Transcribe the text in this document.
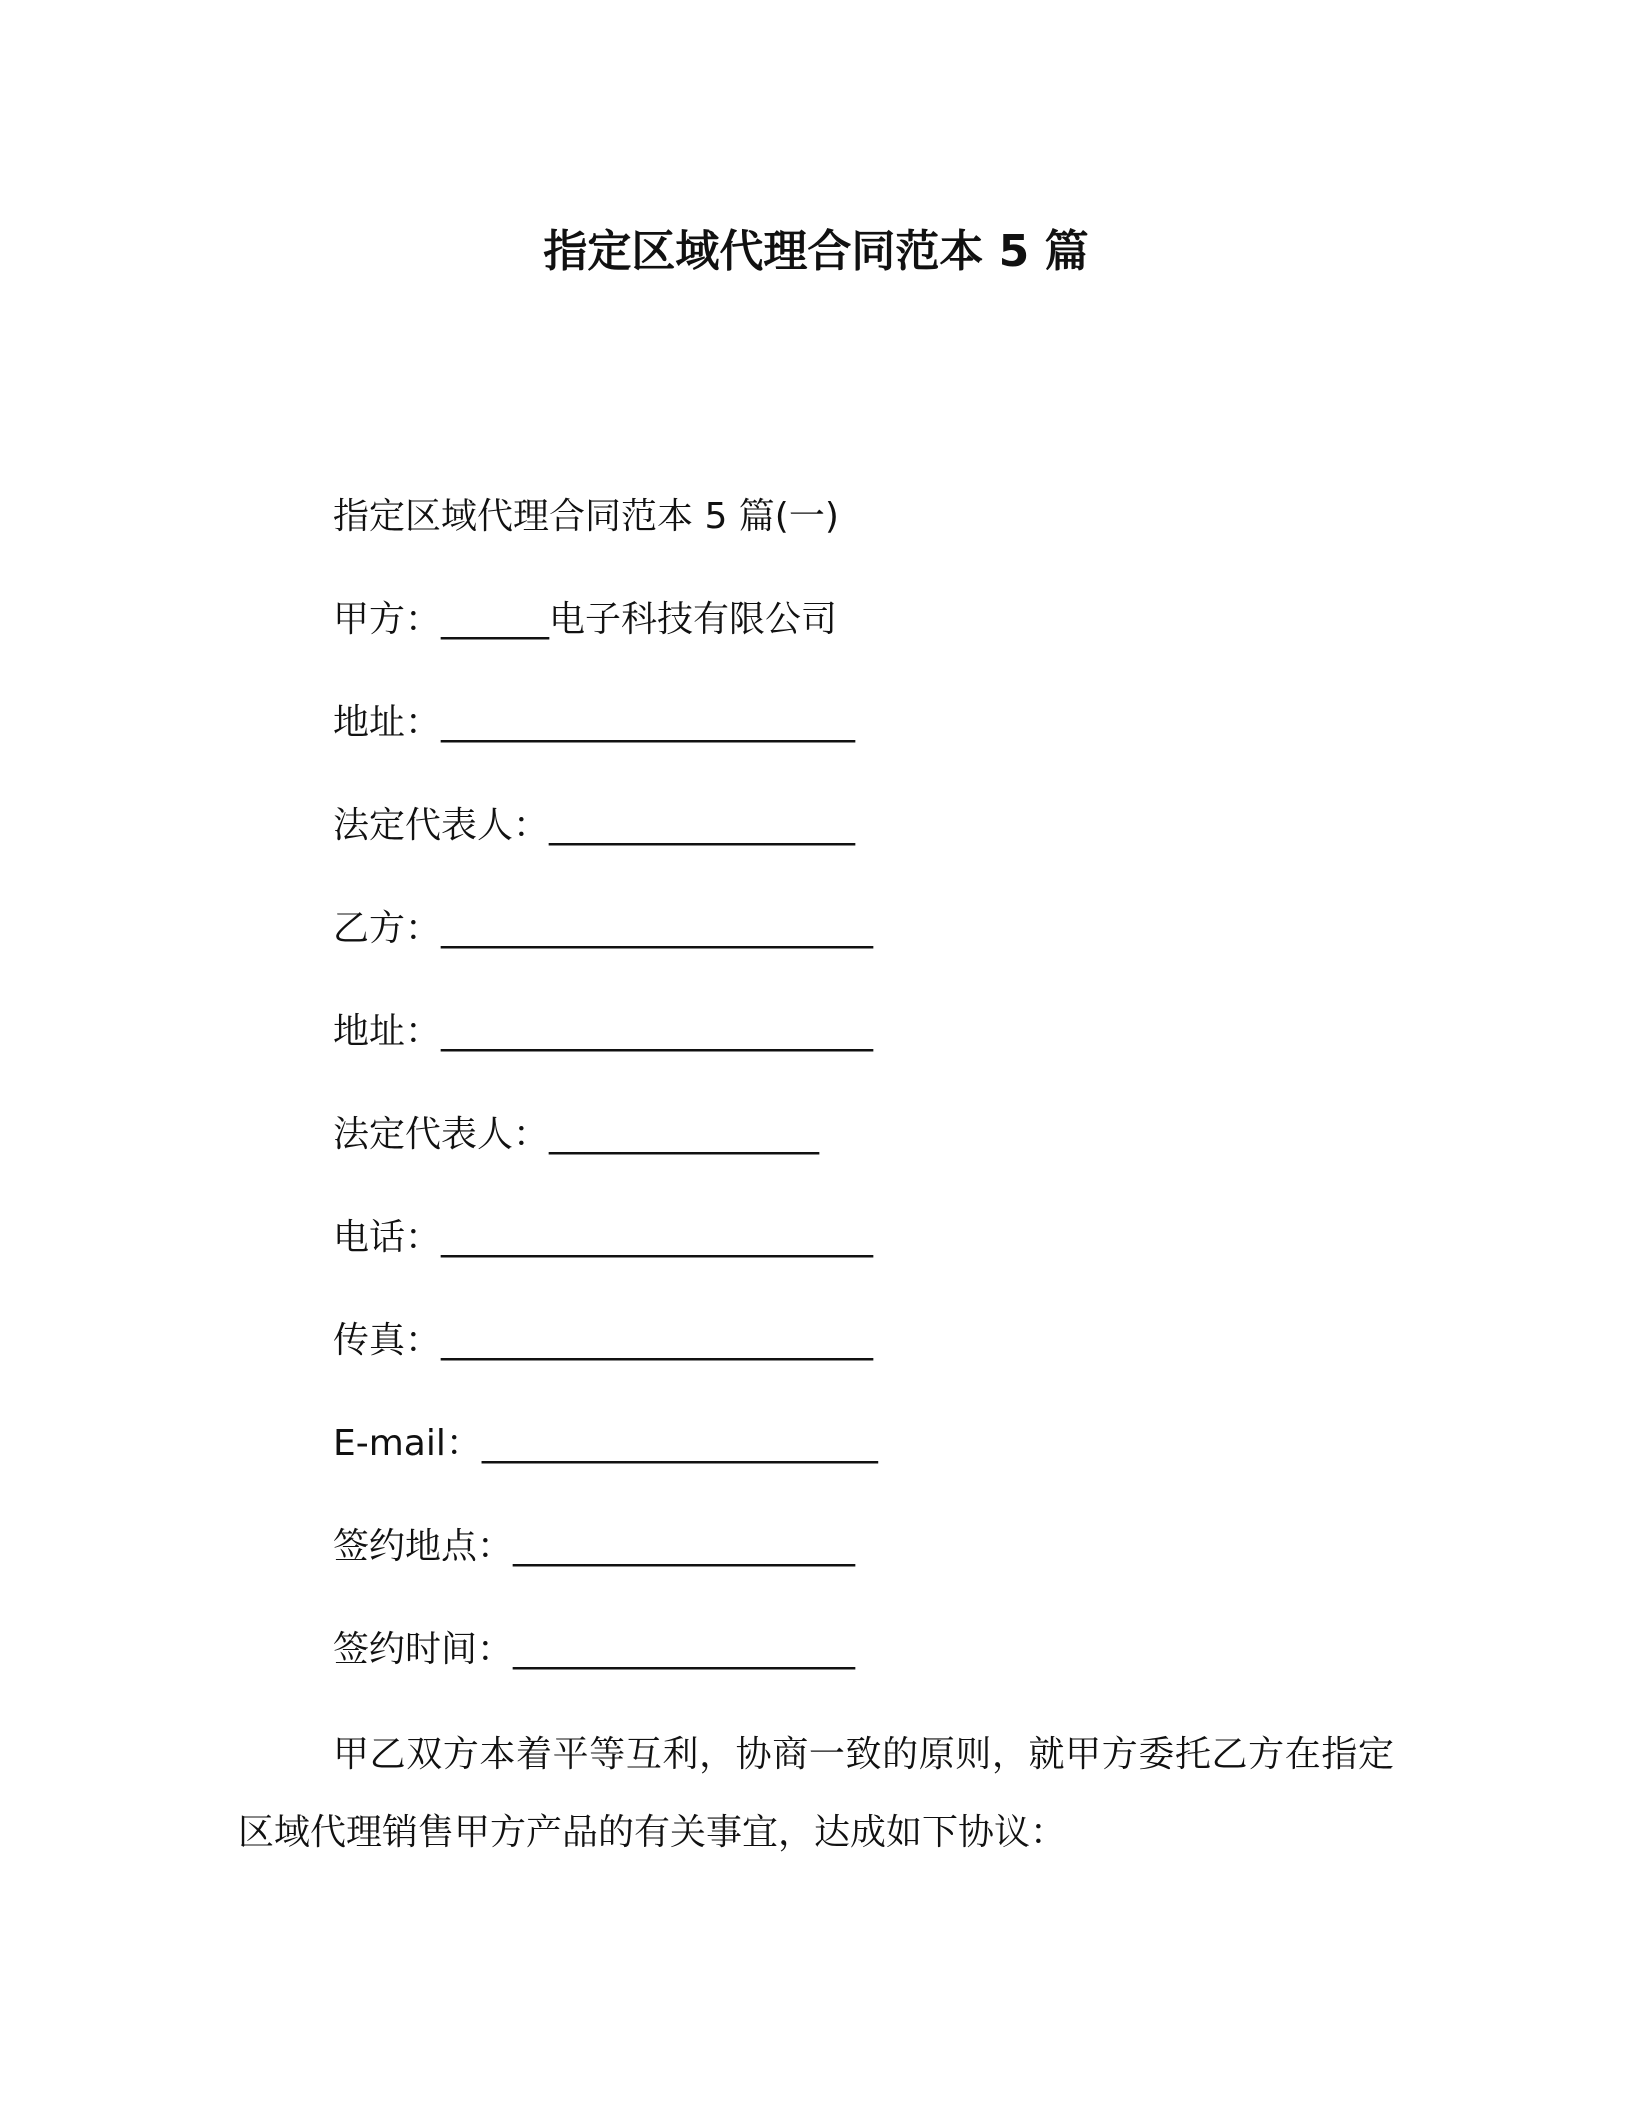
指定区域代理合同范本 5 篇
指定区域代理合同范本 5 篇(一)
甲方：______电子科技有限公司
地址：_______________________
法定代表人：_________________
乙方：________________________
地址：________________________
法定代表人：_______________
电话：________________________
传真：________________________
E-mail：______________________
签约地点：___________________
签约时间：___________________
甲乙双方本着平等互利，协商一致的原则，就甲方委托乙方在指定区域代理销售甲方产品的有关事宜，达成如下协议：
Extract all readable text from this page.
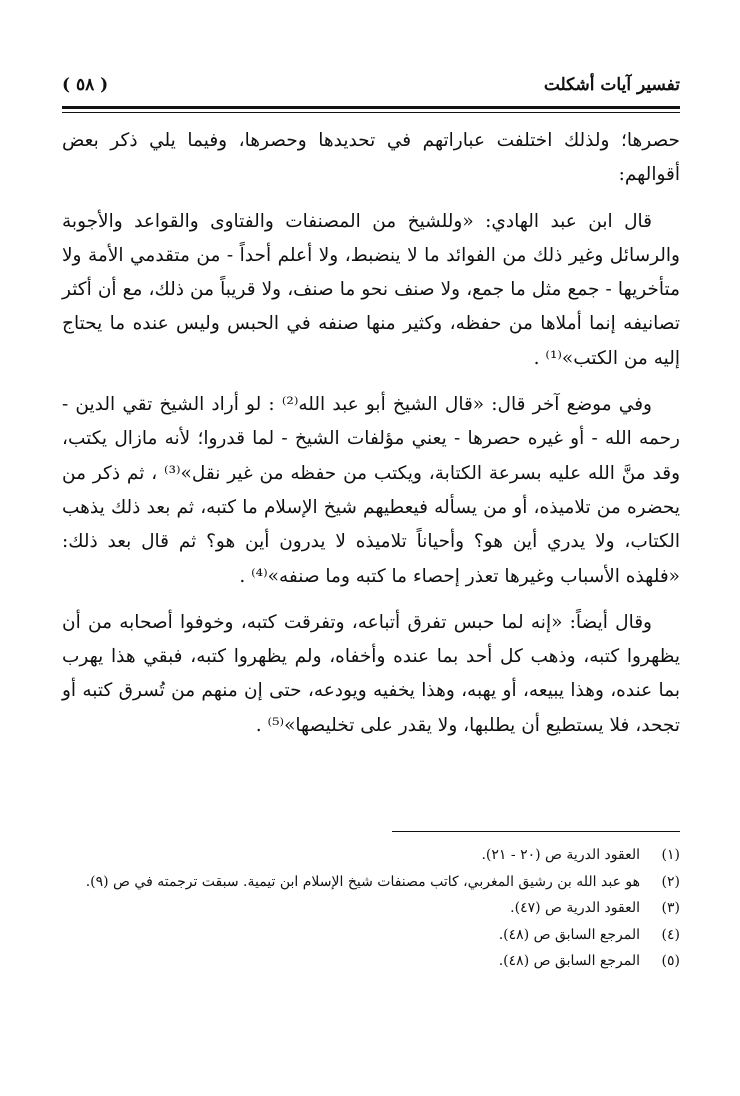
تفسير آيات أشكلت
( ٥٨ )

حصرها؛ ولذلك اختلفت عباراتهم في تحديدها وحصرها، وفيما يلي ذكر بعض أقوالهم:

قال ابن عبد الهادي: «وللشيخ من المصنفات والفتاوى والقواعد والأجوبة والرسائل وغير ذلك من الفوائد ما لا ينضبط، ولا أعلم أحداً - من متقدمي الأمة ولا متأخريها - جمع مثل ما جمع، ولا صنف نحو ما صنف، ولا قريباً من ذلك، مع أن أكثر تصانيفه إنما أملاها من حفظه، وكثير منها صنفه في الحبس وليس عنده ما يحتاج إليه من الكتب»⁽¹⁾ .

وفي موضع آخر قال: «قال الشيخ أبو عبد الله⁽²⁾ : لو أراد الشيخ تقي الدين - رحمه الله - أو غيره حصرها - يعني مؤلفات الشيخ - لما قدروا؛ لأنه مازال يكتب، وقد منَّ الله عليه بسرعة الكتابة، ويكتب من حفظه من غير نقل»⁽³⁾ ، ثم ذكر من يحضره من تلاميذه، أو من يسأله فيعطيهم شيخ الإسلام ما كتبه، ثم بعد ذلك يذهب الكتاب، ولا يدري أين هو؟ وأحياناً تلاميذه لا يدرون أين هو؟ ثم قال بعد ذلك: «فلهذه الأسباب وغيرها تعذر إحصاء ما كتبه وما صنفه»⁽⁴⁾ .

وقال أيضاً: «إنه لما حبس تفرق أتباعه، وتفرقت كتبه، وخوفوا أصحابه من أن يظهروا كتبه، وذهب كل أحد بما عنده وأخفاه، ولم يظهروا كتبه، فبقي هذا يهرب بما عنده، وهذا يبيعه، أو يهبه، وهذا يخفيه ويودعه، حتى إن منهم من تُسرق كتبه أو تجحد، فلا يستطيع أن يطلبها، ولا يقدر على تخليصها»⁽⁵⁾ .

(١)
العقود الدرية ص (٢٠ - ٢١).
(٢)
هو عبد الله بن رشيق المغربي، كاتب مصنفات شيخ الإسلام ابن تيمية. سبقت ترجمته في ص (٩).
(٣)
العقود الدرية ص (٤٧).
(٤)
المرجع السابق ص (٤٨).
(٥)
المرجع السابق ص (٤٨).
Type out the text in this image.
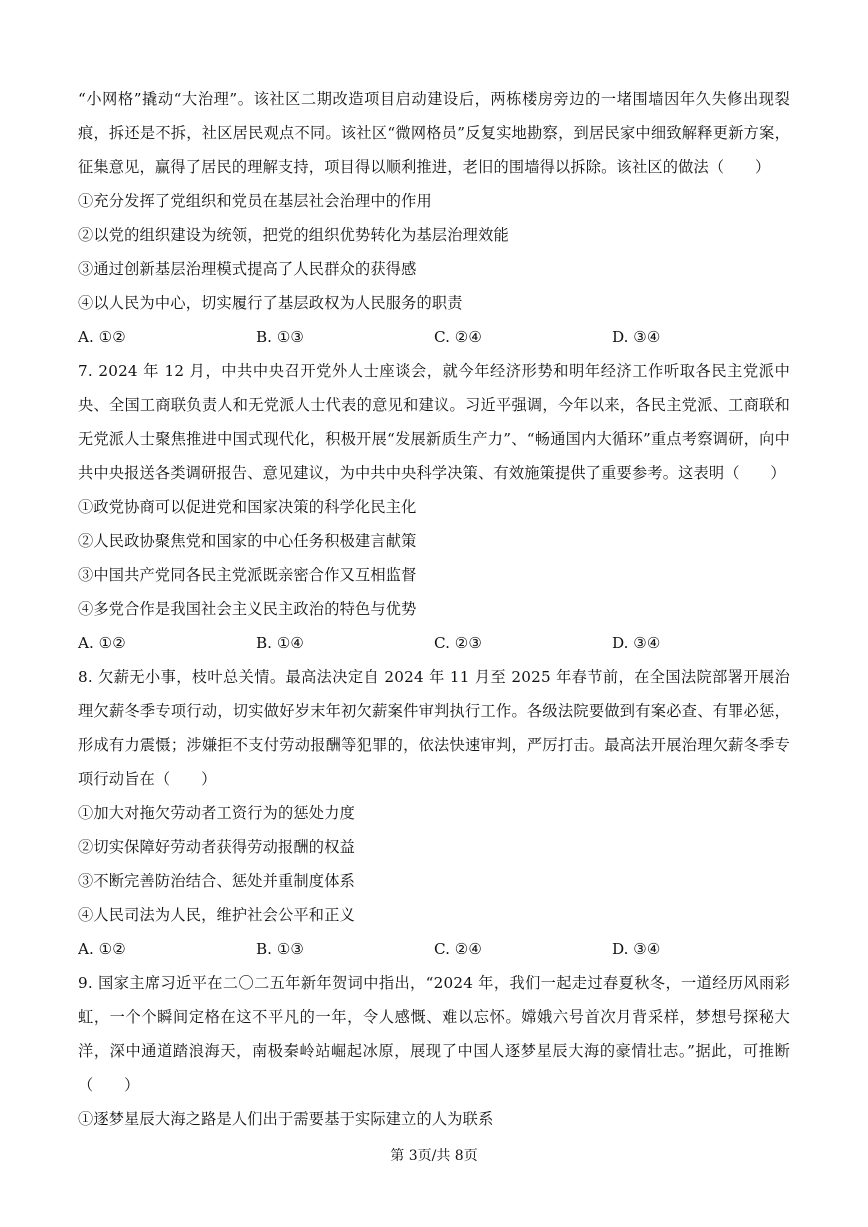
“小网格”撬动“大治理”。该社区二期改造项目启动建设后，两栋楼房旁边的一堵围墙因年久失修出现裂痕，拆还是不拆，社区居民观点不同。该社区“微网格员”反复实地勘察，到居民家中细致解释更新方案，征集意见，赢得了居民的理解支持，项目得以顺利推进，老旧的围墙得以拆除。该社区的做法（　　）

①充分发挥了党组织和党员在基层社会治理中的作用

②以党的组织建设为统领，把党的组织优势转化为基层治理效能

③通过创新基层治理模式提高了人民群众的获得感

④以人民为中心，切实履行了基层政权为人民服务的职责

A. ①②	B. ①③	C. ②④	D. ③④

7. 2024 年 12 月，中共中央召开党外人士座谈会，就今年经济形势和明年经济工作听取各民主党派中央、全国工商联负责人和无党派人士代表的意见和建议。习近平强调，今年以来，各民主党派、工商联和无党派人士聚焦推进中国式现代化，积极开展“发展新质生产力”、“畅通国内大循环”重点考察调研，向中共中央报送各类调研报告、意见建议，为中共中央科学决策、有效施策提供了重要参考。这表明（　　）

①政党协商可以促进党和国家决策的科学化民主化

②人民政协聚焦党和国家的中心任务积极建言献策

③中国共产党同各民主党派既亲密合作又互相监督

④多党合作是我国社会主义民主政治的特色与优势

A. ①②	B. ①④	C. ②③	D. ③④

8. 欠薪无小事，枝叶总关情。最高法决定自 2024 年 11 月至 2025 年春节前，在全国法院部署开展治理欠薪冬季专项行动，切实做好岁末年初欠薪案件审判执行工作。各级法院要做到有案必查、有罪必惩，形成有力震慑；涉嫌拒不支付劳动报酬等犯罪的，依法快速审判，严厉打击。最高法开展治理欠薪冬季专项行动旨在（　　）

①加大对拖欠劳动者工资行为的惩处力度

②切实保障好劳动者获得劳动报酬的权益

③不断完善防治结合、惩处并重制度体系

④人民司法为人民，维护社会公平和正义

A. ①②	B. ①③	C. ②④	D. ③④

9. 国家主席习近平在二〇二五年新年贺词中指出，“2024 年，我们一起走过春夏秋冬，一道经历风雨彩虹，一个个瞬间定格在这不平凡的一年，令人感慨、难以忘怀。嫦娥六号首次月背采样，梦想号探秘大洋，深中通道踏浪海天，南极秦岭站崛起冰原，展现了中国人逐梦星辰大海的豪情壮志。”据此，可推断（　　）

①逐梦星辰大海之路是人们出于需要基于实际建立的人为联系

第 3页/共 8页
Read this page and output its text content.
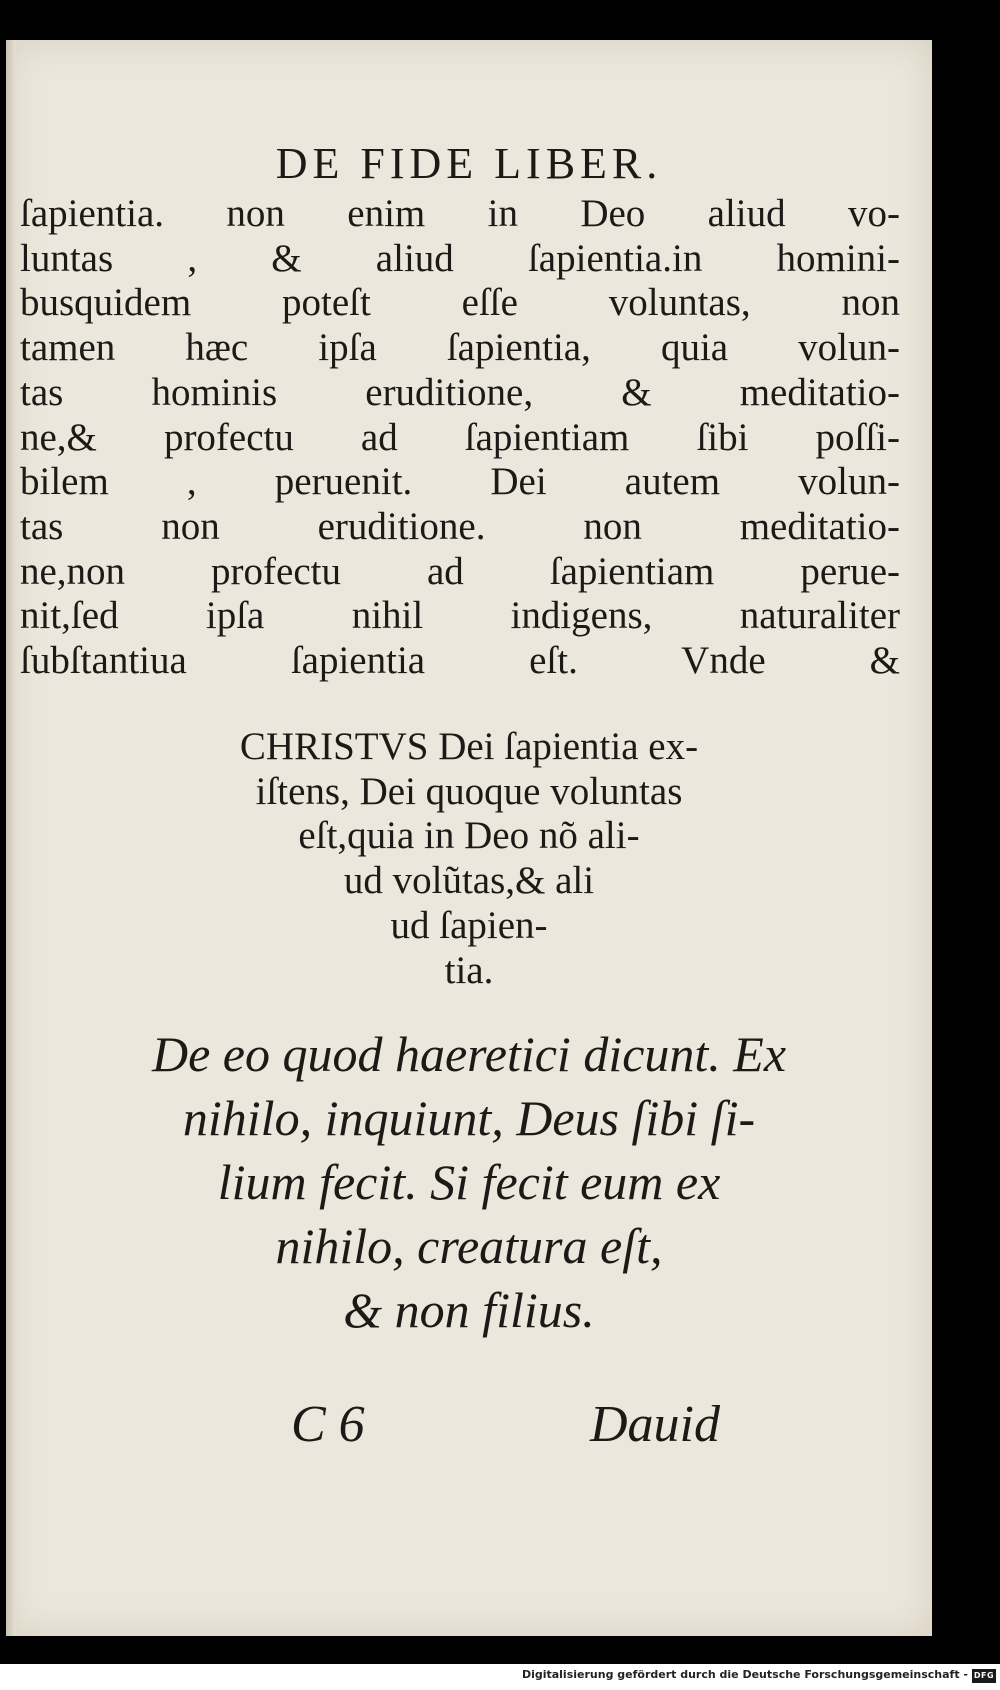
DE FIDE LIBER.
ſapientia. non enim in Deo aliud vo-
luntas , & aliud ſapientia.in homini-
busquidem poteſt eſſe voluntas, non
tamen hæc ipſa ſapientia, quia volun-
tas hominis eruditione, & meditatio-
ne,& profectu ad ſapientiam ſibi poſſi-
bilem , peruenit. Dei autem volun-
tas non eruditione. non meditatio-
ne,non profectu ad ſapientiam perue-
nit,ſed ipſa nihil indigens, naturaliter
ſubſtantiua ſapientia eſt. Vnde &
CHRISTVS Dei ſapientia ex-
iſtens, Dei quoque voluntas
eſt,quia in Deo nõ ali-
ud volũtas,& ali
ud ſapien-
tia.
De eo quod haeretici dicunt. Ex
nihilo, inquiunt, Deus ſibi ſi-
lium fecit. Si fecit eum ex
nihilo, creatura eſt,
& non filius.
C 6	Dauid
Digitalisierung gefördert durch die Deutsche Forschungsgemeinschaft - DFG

**Requirements**
Check each line of the data above for the word "nihilo", then state how many lines have it. Give the number alone.

**Response**
2